» The request: Lines before the one containing "What's the underlying" are excluded. Repeat that line and every line after it, exactly.

>> Begin Given information

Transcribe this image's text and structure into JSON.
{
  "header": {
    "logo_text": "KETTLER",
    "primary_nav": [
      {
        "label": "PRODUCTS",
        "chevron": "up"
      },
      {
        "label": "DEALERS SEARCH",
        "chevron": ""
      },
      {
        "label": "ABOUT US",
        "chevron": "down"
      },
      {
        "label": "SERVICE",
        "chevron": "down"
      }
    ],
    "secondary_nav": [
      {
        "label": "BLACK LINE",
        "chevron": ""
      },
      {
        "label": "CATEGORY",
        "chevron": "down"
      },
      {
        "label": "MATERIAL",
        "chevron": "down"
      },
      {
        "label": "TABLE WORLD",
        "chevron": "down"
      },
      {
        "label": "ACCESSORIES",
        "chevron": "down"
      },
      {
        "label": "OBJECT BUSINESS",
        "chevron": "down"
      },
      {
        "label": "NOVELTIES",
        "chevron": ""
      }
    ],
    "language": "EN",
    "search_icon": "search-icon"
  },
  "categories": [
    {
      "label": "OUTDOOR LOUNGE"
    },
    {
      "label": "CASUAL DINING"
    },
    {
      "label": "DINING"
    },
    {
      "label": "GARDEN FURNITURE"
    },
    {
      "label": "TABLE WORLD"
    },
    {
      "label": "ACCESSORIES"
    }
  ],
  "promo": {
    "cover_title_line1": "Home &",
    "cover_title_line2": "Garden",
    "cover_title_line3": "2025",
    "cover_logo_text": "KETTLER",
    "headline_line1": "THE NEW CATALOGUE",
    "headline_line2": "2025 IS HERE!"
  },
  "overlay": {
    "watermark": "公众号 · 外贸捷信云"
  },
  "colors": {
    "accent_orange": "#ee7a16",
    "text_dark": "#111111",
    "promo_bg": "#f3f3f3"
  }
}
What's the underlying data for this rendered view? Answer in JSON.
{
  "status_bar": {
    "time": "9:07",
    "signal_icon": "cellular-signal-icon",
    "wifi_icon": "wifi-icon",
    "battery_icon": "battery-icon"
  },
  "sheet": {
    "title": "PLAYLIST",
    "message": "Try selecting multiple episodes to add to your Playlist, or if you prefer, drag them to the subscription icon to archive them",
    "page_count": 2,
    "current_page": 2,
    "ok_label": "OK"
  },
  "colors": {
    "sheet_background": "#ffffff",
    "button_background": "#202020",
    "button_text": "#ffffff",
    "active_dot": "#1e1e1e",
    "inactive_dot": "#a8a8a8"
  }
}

>> End Given information

» Completed exercise:
What's the underlying data for this rendered view? Answer in JSON.
{
  "status_bar": {
    "time": "9:07",
    "signal_icon": "cellular-signal-icon",
    "wifi_icon": "wifi-icon",
    "battery_icon": "battery-icon"
  },
  "sheet": {
    "title": "PLAYLIST",
    "message": "Try selecting multiple episodes to add to your Playlist, or if you prefer, drag them to the subscription icon to archive them",
    "page_count": 2,
    "current_page": 2,
    "ok_label": "OK"
  },
  "colors": {
    "sheet_background": "#ffffff",
    "button_background": "#202020",
    "button_text": "#ffffff",
    "active_dot": "#1e1e1e",
    "inactive_dot": "#a8a8a8"
  }
}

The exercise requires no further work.